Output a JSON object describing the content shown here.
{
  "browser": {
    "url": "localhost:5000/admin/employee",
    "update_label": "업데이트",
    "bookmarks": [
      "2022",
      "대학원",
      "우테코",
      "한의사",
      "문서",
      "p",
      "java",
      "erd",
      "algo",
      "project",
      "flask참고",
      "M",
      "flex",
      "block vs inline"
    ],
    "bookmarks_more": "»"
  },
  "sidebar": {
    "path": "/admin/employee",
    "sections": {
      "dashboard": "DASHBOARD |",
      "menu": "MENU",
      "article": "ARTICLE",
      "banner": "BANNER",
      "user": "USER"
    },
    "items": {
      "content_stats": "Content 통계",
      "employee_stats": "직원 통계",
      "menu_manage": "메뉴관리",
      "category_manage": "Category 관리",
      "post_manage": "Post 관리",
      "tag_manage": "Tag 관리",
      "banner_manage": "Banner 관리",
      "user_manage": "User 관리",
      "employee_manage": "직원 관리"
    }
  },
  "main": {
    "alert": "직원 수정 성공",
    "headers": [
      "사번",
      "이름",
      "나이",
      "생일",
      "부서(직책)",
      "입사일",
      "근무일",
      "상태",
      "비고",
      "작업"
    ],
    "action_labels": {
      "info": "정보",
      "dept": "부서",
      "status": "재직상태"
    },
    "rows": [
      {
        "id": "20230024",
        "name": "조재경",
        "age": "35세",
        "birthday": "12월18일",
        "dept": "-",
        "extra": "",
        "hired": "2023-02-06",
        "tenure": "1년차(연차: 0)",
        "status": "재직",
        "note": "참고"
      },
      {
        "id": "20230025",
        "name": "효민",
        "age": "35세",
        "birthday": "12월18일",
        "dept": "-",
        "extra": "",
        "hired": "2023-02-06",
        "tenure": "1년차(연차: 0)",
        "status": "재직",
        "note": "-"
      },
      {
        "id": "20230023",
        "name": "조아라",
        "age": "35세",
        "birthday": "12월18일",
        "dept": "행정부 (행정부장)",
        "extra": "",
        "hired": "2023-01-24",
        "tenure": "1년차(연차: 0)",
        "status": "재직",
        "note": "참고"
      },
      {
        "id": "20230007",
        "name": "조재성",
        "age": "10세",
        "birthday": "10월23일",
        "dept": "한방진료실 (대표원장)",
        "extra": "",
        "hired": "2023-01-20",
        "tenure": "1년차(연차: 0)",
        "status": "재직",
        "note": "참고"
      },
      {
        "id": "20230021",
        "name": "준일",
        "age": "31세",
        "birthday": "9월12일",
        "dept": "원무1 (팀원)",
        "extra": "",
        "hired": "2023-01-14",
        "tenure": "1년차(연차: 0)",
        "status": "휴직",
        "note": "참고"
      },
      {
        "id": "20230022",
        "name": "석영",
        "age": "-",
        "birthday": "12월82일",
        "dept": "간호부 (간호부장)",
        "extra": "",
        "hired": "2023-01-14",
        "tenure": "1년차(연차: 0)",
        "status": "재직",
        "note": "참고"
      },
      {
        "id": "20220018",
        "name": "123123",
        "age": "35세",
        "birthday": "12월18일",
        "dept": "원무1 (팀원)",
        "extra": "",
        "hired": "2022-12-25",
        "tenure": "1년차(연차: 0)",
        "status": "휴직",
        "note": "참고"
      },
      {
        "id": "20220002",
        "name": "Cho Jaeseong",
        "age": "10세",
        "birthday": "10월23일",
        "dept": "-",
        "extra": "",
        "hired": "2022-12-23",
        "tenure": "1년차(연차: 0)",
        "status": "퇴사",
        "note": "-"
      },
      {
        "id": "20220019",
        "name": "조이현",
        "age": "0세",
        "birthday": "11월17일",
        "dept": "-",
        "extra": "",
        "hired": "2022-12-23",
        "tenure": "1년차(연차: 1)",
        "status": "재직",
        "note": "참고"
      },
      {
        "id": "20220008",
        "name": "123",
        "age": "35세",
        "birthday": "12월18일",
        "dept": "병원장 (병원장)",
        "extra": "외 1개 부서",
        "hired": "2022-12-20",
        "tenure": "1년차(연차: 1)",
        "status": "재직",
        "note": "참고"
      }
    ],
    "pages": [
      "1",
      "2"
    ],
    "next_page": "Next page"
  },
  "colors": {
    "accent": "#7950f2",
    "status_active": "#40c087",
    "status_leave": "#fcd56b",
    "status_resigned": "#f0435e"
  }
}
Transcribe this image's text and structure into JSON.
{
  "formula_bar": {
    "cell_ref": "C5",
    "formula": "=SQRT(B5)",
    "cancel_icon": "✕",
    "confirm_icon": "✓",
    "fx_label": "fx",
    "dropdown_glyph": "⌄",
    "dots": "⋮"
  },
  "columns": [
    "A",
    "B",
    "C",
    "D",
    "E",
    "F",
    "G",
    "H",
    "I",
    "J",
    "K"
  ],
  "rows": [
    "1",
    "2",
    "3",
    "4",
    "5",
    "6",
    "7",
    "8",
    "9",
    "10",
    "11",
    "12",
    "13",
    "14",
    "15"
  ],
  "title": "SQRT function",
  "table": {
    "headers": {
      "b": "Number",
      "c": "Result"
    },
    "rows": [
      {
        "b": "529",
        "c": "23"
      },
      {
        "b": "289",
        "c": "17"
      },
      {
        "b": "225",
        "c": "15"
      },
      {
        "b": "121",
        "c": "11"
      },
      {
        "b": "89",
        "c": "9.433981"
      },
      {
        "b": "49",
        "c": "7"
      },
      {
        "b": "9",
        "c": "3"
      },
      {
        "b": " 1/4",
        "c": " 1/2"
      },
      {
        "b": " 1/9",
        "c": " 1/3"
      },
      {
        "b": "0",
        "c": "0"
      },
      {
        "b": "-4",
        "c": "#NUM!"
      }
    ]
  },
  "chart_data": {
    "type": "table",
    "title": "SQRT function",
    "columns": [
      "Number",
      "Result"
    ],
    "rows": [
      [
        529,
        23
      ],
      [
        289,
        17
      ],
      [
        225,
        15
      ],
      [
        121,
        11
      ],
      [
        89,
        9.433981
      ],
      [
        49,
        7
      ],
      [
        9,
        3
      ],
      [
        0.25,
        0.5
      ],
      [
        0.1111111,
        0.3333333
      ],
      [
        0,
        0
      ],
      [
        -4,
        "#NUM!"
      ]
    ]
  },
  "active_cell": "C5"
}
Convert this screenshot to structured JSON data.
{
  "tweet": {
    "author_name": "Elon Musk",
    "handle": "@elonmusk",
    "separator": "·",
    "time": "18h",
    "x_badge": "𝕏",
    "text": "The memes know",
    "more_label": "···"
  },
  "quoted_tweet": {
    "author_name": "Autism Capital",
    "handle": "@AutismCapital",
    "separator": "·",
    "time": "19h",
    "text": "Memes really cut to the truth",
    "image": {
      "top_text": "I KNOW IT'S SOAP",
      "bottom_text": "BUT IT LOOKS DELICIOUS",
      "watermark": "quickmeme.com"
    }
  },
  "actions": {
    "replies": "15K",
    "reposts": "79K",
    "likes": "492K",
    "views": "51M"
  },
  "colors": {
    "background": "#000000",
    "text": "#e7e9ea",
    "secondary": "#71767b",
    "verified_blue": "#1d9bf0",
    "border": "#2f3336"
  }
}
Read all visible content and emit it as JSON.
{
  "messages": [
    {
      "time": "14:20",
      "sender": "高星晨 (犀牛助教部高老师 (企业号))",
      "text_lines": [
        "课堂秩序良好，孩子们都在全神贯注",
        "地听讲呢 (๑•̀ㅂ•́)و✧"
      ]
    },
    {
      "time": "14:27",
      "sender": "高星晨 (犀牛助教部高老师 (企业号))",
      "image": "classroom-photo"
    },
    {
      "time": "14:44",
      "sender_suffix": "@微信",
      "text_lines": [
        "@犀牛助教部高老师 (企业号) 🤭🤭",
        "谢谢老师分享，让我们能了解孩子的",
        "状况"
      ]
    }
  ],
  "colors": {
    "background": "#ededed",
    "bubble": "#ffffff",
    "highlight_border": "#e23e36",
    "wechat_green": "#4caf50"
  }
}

::::::::::

> **GIVEN TASK**
Copy every line in the records above that contains the word "title".

> **OUTPUT BELOW**
  "title": "SQRT function",
    "title": "SQRT function",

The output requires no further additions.